• _The exercise_
Translate this sentence from the passage on the Keystone pipeline into Spanish: "Biden canceled the pipeline's border crossing permit in January over longstanding concerns that burning oil sands crude could make climate change worse and harder to reverse."

Calgary-based TC Energy said it would work with government agencies "to ensure a safe termination of and exit" from the partially built line, which was to transport crude from the oil sand fields of western Canada to Steele City, Neb.
Construction on the 1,200-mi. pipeline began last year when former President Donald Trump revived the long-delayed project after it had stalled under the Obama administration. It would have moved up to 830,000 barrels (35 million gallons) of crude daily, connecting in Nebraska to other pipelines that feed oil refineries on the U.S. Gulf Coast.
Biden canceled the pipeline's border crossing permit in January over longstanding concerns that burning oil sands crude could make climate change worse and harder to reverse.
Canadian Prime Minister Justin Trudeau had objected to the move , raising tensions between the U.S. and Canada. Officials in Alberta, where the line originated, expressed frustration in recent weeks that Trudeau wasn't pushing Biden harder to reinstate the pipeline's permit.
Alberta invested more than $1 billion in the project last year, kick-starting construction that had stalled amid determined opposition to the line from environmentalists and Native American tribes along its route.
On Montana's Fort Belknap Reservation, tribal president Andy Werk Jr. described the end of Keystone as a relief to Native Americans who stood against it out of concerns a line break could foul the Missouri River or other waterways.

• _Supplied data_
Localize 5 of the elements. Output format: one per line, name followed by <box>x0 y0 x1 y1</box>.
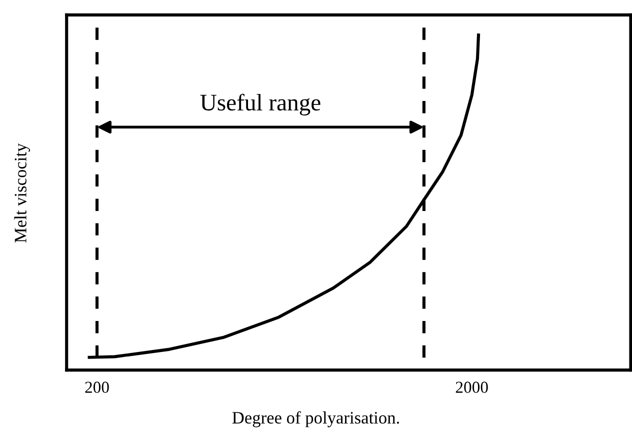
x-tick-label: 200 <box>85 382 109 393</box>
x-tick-label: 2000 <box>456 382 488 393</box>
y-axis-title: Melt viscocity <box>14 143 30 243</box>
x-axis-title: Degree of polyarisation. <box>232 411 399 428</box>
annotation: Useful range <box>200 94 320 116</box>
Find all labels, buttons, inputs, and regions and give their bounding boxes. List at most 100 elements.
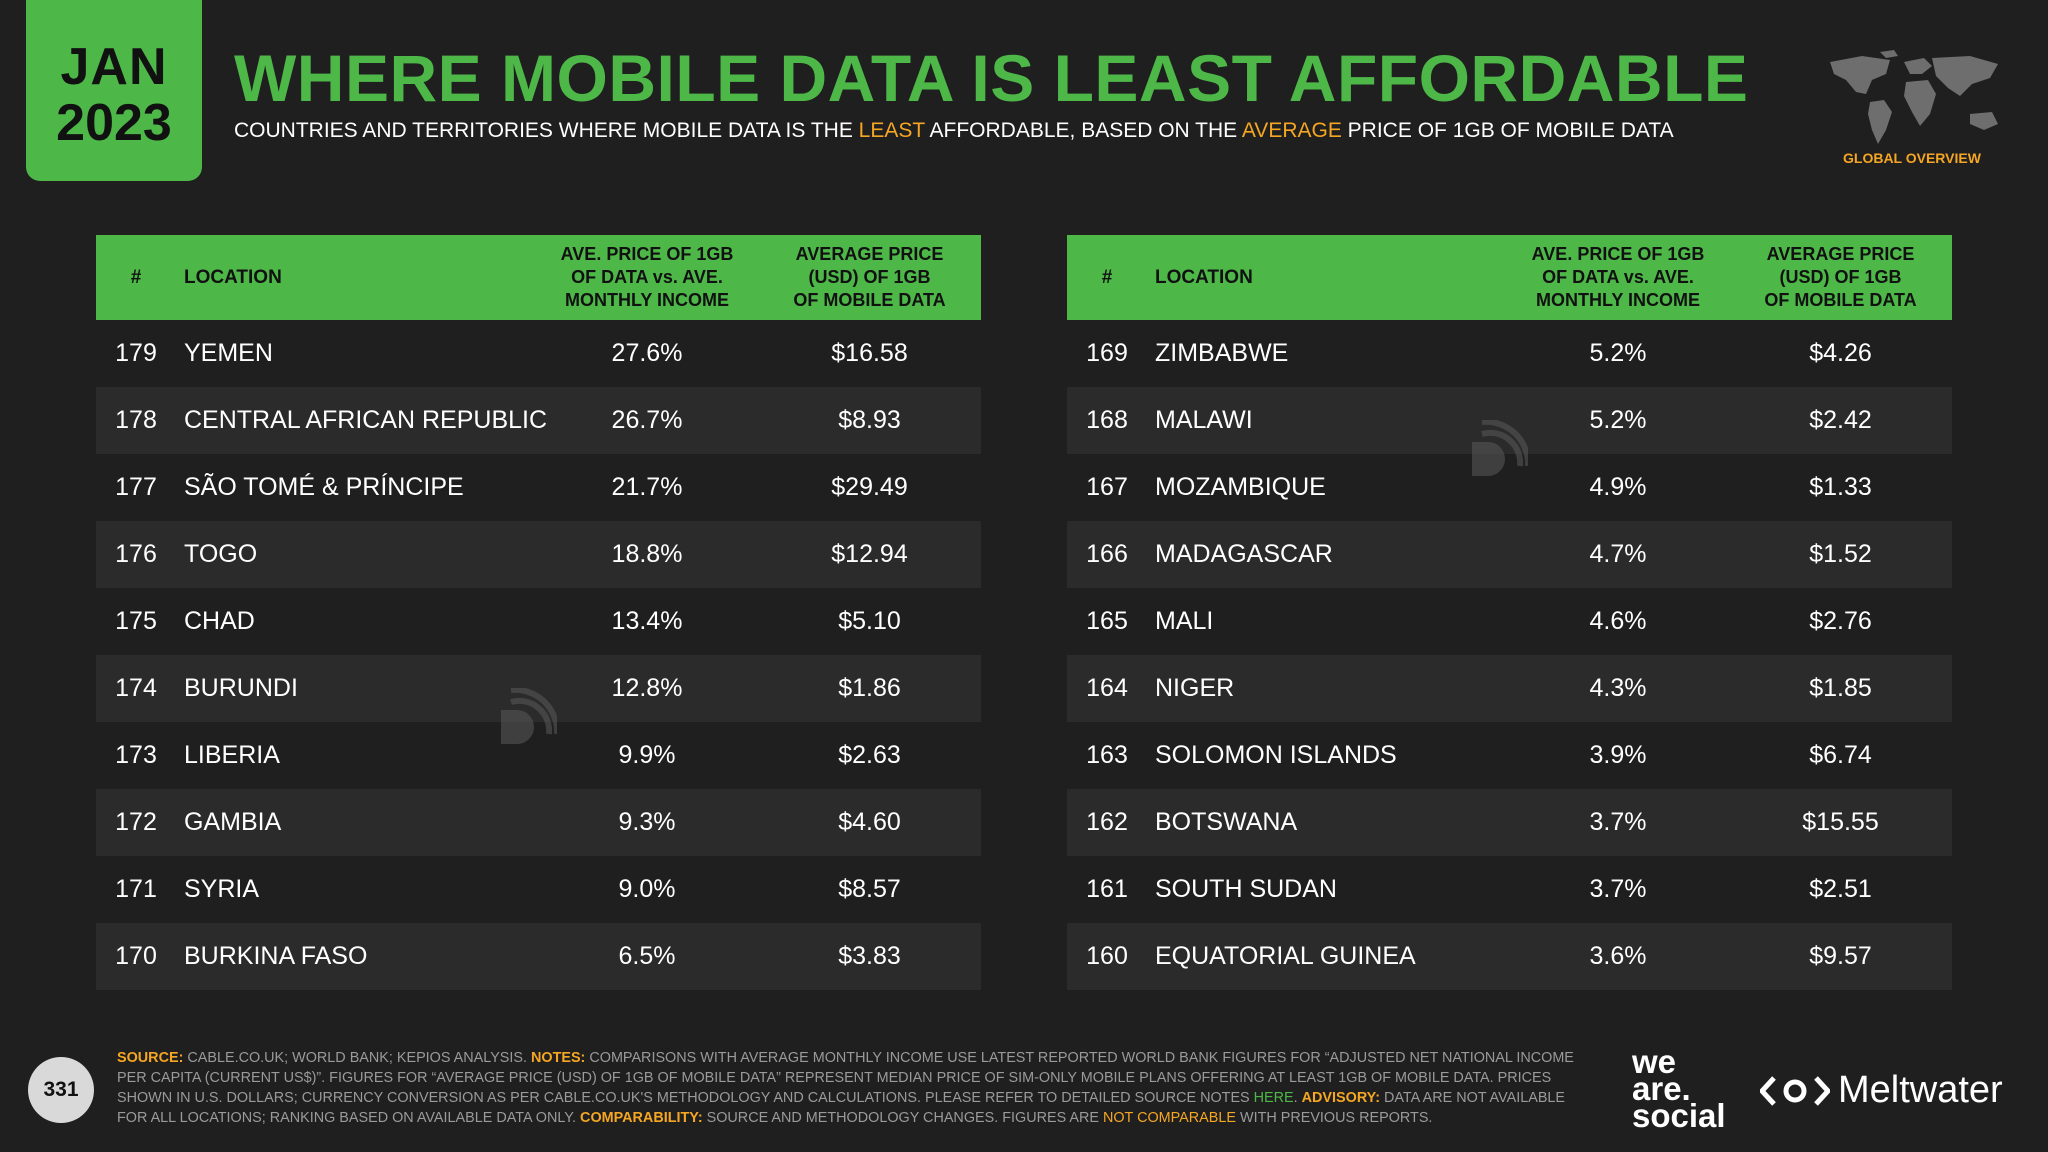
row-ratio: 21.7%: [611, 473, 683, 501]
row-price: $6.74: [1809, 741, 1872, 769]
row-price: $2.76: [1809, 607, 1872, 635]
row-location: SYRIA: [184, 875, 260, 903]
source-notes-link[interactable]: HERE: [1253, 1090, 1294, 1106]
row-location: SOLOMON ISLANDS: [1155, 741, 1397, 769]
table-row: 179 YEMEN 27.6% $16.58: [96, 320, 981, 387]
table-row: 164 NIGER 4.3% $1.85: [1067, 655, 1952, 722]
row-price: $4.60: [838, 808, 901, 836]
row-location: NIGER: [1155, 674, 1235, 702]
row-ratio: 3.9%: [1589, 741, 1647, 769]
table-row: 161 SOUTH SUDAN 3.7% $2.51: [1067, 856, 1952, 923]
row-ratio: 4.9%: [1589, 473, 1647, 501]
we-are-social-logo: we are. social: [1632, 1043, 1726, 1134]
row-price: $15.55: [1802, 808, 1879, 836]
row-rank: 163: [1086, 741, 1128, 769]
row-ratio: 13.4%: [611, 607, 683, 635]
row-rank: 178: [115, 406, 157, 434]
row-rank: 164: [1086, 674, 1128, 702]
row-ratio: 3.6%: [1589, 942, 1647, 970]
row-location: MALAWI: [1155, 406, 1253, 434]
row-location: MADAGASCAR: [1155, 540, 1333, 568]
table-row: 171 SYRIA 9.0% $8.57: [96, 856, 981, 923]
table-row: 165 MALI 4.6% $2.76: [1067, 588, 1952, 655]
row-location: MOZAMBIQUE: [1155, 473, 1326, 501]
header-ratio: AVE. PRICE OF 1GB OF DATA vs. AVE. MONTHLY…: [1531, 244, 1705, 310]
row-price: $2.63: [838, 741, 901, 769]
row-price: $5.10: [838, 607, 901, 635]
row-ratio: 9.3%: [618, 808, 676, 836]
row-price: $1.52: [1809, 540, 1872, 568]
row-rank: 171: [115, 875, 157, 903]
row-location: TOGO: [184, 540, 258, 568]
row-ratio: 27.6%: [611, 339, 683, 367]
table-row: 176 TOGO 18.8% $12.94: [96, 521, 981, 588]
table-row: 162 BOTSWANA 3.7% $15.55: [1067, 789, 1952, 856]
header-rank: #: [130, 266, 142, 288]
row-location: CHAD: [184, 607, 255, 635]
page-number: 331: [28, 1057, 94, 1123]
date-badge: JAN 2023: [26, 0, 202, 181]
world-map-icon: [1830, 50, 1998, 144]
row-ratio: 5.2%: [1589, 339, 1647, 367]
row-ratio: 4.3%: [1589, 674, 1647, 702]
row-price: $1.33: [1809, 473, 1872, 501]
row-location: YEMEN: [184, 339, 273, 367]
left-table-header: # LOCATION AVE. PRICE OF 1GB OF DATA vs. …: [96, 235, 981, 320]
row-rank: 174: [115, 674, 157, 702]
row-rank: 179: [115, 339, 157, 367]
row-location: CENTRAL AFRICAN REPUBLIC: [184, 406, 548, 434]
table-row: 169 ZIMBABWE 5.2% $4.26: [1067, 320, 1952, 387]
row-ratio: 18.8%: [611, 540, 683, 568]
left-table: # LOCATION AVE. PRICE OF 1GB OF DATA vs. …: [96, 235, 981, 990]
header-price: AVERAGE PRICE (USD) OF 1GB OF MOBILE DATA: [793, 244, 946, 310]
datareportal-watermark-icon: [1472, 420, 1528, 476]
row-rank: 173: [115, 741, 157, 769]
table-row: 172 GAMBIA 9.3% $4.60: [96, 789, 981, 856]
source-notes: SOURCE: CABLE.CO.UK; WORLD BANK; KEPIOS …: [117, 1050, 1574, 1126]
row-price: $4.26: [1809, 339, 1872, 367]
header-ratio: AVE. PRICE OF 1GB OF DATA vs. AVE. MONTHLY…: [560, 244, 734, 310]
table-row: 177 SÃO TOMÉ & PRÍNCIPE 21.7% $29.49: [96, 454, 981, 521]
meltwater-logo: Meltwater: [1760, 1069, 2003, 1112]
row-location: BURKINA FASO: [184, 942, 368, 970]
row-ratio: 4.6%: [1589, 607, 1647, 635]
header-location: LOCATION: [1155, 266, 1253, 288]
row-location: SOUTH SUDAN: [1155, 875, 1337, 903]
right-table-header: # LOCATION AVE. PRICE OF 1GB OF DATA vs. …: [1067, 235, 1952, 320]
row-location: EQUATORIAL GUINEA: [1155, 942, 1416, 970]
row-rank: 176: [115, 540, 157, 568]
header-rank: #: [1101, 266, 1113, 288]
table-row: 173 LIBERIA 9.9% $2.63: [96, 722, 981, 789]
row-rank: 167: [1086, 473, 1128, 501]
row-price: $2.42: [1809, 406, 1872, 434]
table-row: 166 MADAGASCAR 4.7% $1.52: [1067, 521, 1952, 588]
row-ratio: 5.2%: [1589, 406, 1647, 434]
row-price: $3.83: [838, 942, 901, 970]
row-location: BOTSWANA: [1155, 808, 1298, 836]
row-ratio: 3.7%: [1589, 808, 1647, 836]
table-row: 170 BURKINA FASO 6.5% $3.83: [96, 923, 981, 990]
table-row: 178 CENTRAL AFRICAN REPUBLIC 26.7% $8.93: [96, 387, 981, 454]
row-rank: 166: [1086, 540, 1128, 568]
row-ratio: 6.5%: [618, 942, 676, 970]
row-location: MALI: [1155, 607, 1214, 635]
row-rank: 161: [1086, 875, 1128, 903]
row-rank: 160: [1086, 942, 1128, 970]
datareportal-watermark-icon: [501, 688, 557, 744]
row-location: BURUNDI: [184, 674, 298, 702]
row-ratio: 26.7%: [611, 406, 683, 434]
meltwater-icon: [1760, 1075, 1830, 1106]
table-row: 163 SOLOMON ISLANDS 3.9% $6.74: [1067, 722, 1952, 789]
table-row: 175 CHAD 13.4% $5.10: [96, 588, 981, 655]
badge-month: JAN: [60, 37, 168, 96]
row-rank: 168: [1086, 406, 1128, 434]
row-ratio: 12.8%: [611, 674, 683, 702]
global-overview-label: GLOBAL OVERVIEW: [1843, 150, 1981, 166]
row-location: LIBERIA: [184, 741, 280, 769]
row-price: $9.57: [1809, 942, 1872, 970]
row-rank: 175: [115, 607, 157, 635]
row-price: $29.49: [831, 473, 908, 501]
row-rank: 172: [115, 808, 157, 836]
row-rank: 170: [115, 942, 157, 970]
row-price: $16.58: [831, 339, 908, 367]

• _Solution to the problem_
Biden canceló en enero el permiso de cruce fronterizo del oleoducto debido a la preocupación, existente desde hace mucho tiempo, de que quemar crudo de arenas bituminosas pudiera agravar el cambio climático y hacerlo más difícil de revertir.